### Direction
Can you transcribe the data exactly? Leave the pictures out.

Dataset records
━━━
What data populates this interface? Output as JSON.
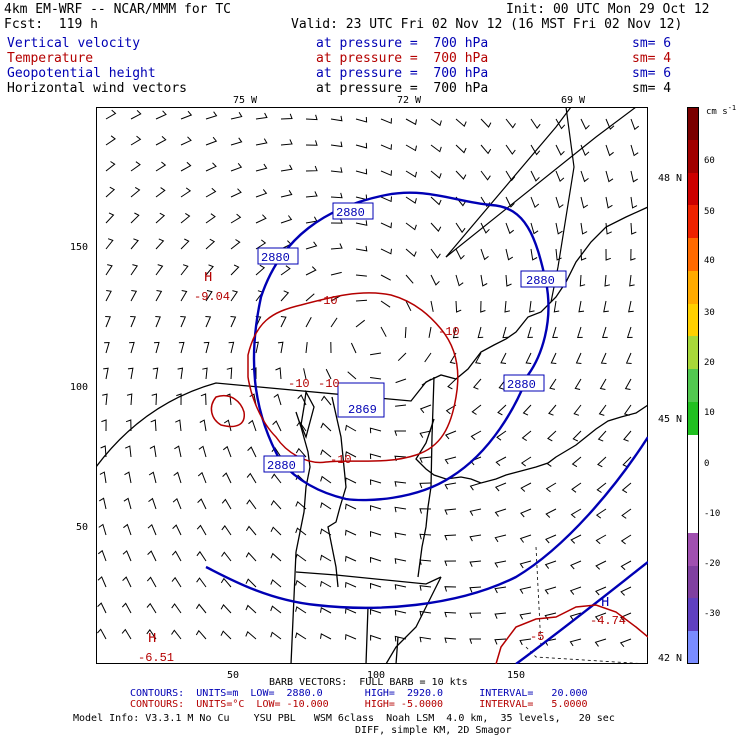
{
  "header": {
    "model": "4km EM-WRF -- NCAR/MMM for TC",
    "init": "Init: 00 UTC Mon 29 Oct 12",
    "fcst": "Fcst:  119 h",
    "valid": "Valid: 23 UTC Fri 02 Nov 12 (16 MST Fri 02 Nov 12)"
  },
  "fields": [
    {
      "name": "Vertical velocity",
      "level": "at pressure =  700 hPa",
      "sm": "sm= 6",
      "color": "#0000b4"
    },
    {
      "name": "Temperature",
      "level": "at pressure =  700 hPa",
      "sm": "sm= 4",
      "color": "#b40000"
    },
    {
      "name": "Geopotential height",
      "level": "at pressure =  700 hPa",
      "sm": "sm= 6",
      "color": "#0000b4"
    },
    {
      "name": "Horizontal wind vectors",
      "level": "at pressure =  700 hPa",
      "sm": "sm= 4",
      "color": "#000000"
    }
  ],
  "lon_labels": [
    "75 W",
    "72 W",
    "69 W"
  ],
  "lat_labels": [
    "48 N",
    "45 N",
    "42 N"
  ],
  "grid_y_labels": [
    "150",
    "100",
    "50"
  ],
  "grid_x_labels": [
    "50",
    "100",
    "150"
  ],
  "colorbar": {
    "unit": "cm s",
    "unit_sup": "-1",
    "ticks": [
      "60",
      "50",
      "40",
      "30",
      "20",
      "10",
      "0",
      "-10",
      "-20",
      "-30"
    ],
    "colors": [
      "#7a0000",
      "#a00000",
      "#cc0000",
      "#ee2200",
      "#ff6a00",
      "#ffaa00",
      "#ffd000",
      "#a8d83a",
      "#52c850",
      "#20c020",
      "#ffffff",
      "#ffffff",
      "#ffffff",
      "#a050b0",
      "#8040a0",
      "#6040c0",
      "#7a8cff"
    ]
  },
  "height_labels": [
    "2880",
    "2880",
    "2880",
    "2880",
    "2880",
    "2869"
  ],
  "temp_labels": [
    "-10",
    "-10",
    "-10",
    "-10",
    "-10",
    "-5"
  ],
  "pressure_centers": [
    {
      "letter": "H",
      "value": "-9.04"
    },
    {
      "letter": "H",
      "value": "-6.51"
    },
    {
      "letter": "H",
      "value": "-4.74"
    }
  ],
  "footer": {
    "barb": "BARB VECTORS:  FULL BARB = 10 kts",
    "contours1": "CONTOURS:  UNITS=m  LOW=  2880.0       HIGH=  2920.0      INTERVAL=   20.000",
    "contours2": "CONTOURS:  UNITS=°C  LOW= -10.000      HIGH= -5.0000      INTERVAL=   5.0000",
    "model_info": "Model Info: V3.3.1 M No Cu    YSU PBL   WSM 6class  Noah LSM  4.0 km,  35 levels,   20 sec",
    "model_info2": "DIFF, simple KM, 2D Smagor"
  }
}
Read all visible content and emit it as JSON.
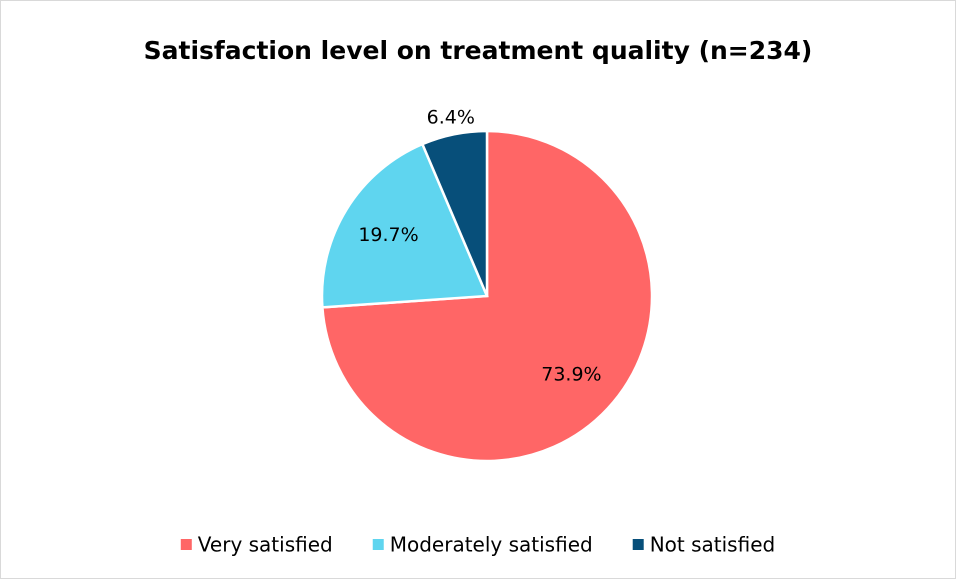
{
  "chart_data": {
    "type": "pie",
    "title": "Satisfaction level on treatment quality (n=234)",
    "categories": [
      "Very satisfied",
      "Moderately satisfied",
      "Not satisfied"
    ],
    "values": [
      73.9,
      19.7,
      6.4
    ],
    "value_labels": [
      "73.9%",
      "19.7%",
      "6.4%"
    ],
    "colors": [
      "#ff6666",
      "#5fd5ef",
      "#074f7a"
    ],
    "legend": "bottom"
  }
}
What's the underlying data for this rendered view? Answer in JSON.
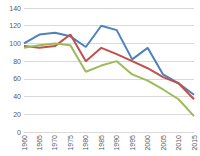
{
  "chart_data": {
    "type": "line",
    "categories": [
      "1960",
      "1965",
      "1970",
      "1975",
      "1980",
      "1985",
      "1990",
      "1995",
      "2000",
      "2005",
      "2010",
      "2015"
    ],
    "series": [
      {
        "color": "#4f81bd",
        "values": [
          100,
          110,
          112,
          108,
          96,
          120,
          115,
          82,
          95,
          65,
          55,
          42
        ]
      },
      {
        "color": "#c0504d",
        "values": [
          97,
          95,
          97,
          110,
          80,
          95,
          88,
          80,
          72,
          62,
          55,
          37
        ]
      },
      {
        "color": "#9bbb59",
        "values": [
          95,
          98,
          100,
          98,
          68,
          75,
          80,
          65,
          58,
          48,
          37,
          18
        ]
      }
    ],
    "ylim": [
      0,
      140
    ],
    "yticks": [
      0,
      20,
      40,
      60,
      80,
      100,
      120,
      140
    ],
    "grid": true
  }
}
━━━
### Solution
What data populates this interface? Output as JSON.
{
  "header": {
    "model": "4km EM-WRF -- NCAR/MMM for TC",
    "init": "Init: 00 UTC Mon 29 Oct 12",
    "fcst": "Fcst:  119 h",
    "valid": "Valid: 23 UTC Fri 02 Nov 12 (16 MST Fri 02 Nov 12)"
  },
  "fields": [
    {
      "name": "Vertical velocity",
      "level": "at pressure =  700 hPa",
      "sm": "sm= 6",
      "color": "#0000b4"
    },
    {
      "name": "Temperature",
      "level": "at pressure =  700 hPa",
      "sm": "sm= 4",
      "color": "#b40000"
    },
    {
      "name": "Geopotential height",
      "level": "at pressure =  700 hPa",
      "sm": "sm= 6",
      "color": "#0000b4"
    },
    {
      "name": "Horizontal wind vectors",
      "level": "at pressure =  700 hPa",
      "sm": "sm= 4",
      "color": "#000000"
    }
  ],
  "lon_labels": [
    "75 W",
    "72 W",
    "69 W"
  ],
  "lat_labels": [
    "48 N",
    "45 N",
    "42 N"
  ],
  "grid_y_labels": [
    "150",
    "100",
    "50"
  ],
  "grid_x_labels": [
    "50",
    "100",
    "150"
  ],
  "colorbar": {
    "unit": "cm s",
    "unit_sup": "-1",
    "ticks": [
      "60",
      "50",
      "40",
      "30",
      "20",
      "10",
      "0",
      "-10",
      "-20",
      "-30"
    ],
    "colors": [
      "#7a0000",
      "#a00000",
      "#cc0000",
      "#ee2200",
      "#ff6a00",
      "#ffaa00",
      "#ffd000",
      "#a8d83a",
      "#52c850",
      "#20c020",
      "#ffffff",
      "#ffffff",
      "#ffffff",
      "#a050b0",
      "#8040a0",
      "#6040c0",
      "#7a8cff"
    ]
  },
  "height_labels": [
    "2880",
    "2880",
    "2880",
    "2880",
    "2880",
    "2869"
  ],
  "temp_labels": [
    "-10",
    "-10",
    "-10",
    "-10",
    "-10",
    "-5"
  ],
  "pressure_centers": [
    {
      "letter": "H",
      "value": "-9.04"
    },
    {
      "letter": "H",
      "value": "-6.51"
    },
    {
      "letter": "H",
      "value": "-4.74"
    }
  ],
  "footer": {
    "barb": "BARB VECTORS:  FULL BARB = 10 kts",
    "contours1": "CONTOURS:  UNITS=m  LOW=  2880.0       HIGH=  2920.0      INTERVAL=   20.000",
    "contours2": "CONTOURS:  UNITS=°C  LOW= -10.000      HIGH= -5.0000      INTERVAL=   5.0000",
    "model_info": "Model Info: V3.3.1 M No Cu    YSU PBL   WSM 6class  Noah LSM  4.0 km,  35 levels,   20 sec",
    "model_info2": "DIFF, simple KM, 2D Smagor"
  }
}
Read all visible content and emit it as JSON.
{
  "chart_data": {
    "type": "pie",
    "title": "Satisfaction level on treatment quality (n=234)",
    "categories": [
      "Very satisfied",
      "Moderately satisfied",
      "Not satisfied"
    ],
    "values": [
      73.9,
      19.7,
      6.4
    ],
    "value_labels": [
      "73.9%",
      "19.7%",
      "6.4%"
    ],
    "colors": [
      "#ff6666",
      "#5fd5ef",
      "#074f7a"
    ],
    "legend": "bottom"
  }
}
What's the underlying data for this rendered view? Answer in JSON.
{
  "chart_data": {
    "type": "line",
    "categories": [
      "1960",
      "1965",
      "1970",
      "1975",
      "1980",
      "1985",
      "1990",
      "1995",
      "2000",
      "2005",
      "2010",
      "2015"
    ],
    "series": [
      {
        "color": "#4f81bd",
        "values": [
          100,
          110,
          112,
          108,
          96,
          120,
          115,
          82,
          95,
          65,
          55,
          42
        ]
      },
      {
        "color": "#c0504d",
        "values": [
          97,
          95,
          97,
          110,
          80,
          95,
          88,
          80,
          72,
          62,
          55,
          37
        ]
      },
      {
        "color": "#9bbb59",
        "values": [
          95,
          98,
          100,
          98,
          68,
          75,
          80,
          65,
          58,
          48,
          37,
          18
        ]
      }
    ],
    "ylim": [
      0,
      140
    ],
    "yticks": [
      0,
      20,
      40,
      60,
      80,
      100,
      120,
      140
    ],
    "grid": true
  }
}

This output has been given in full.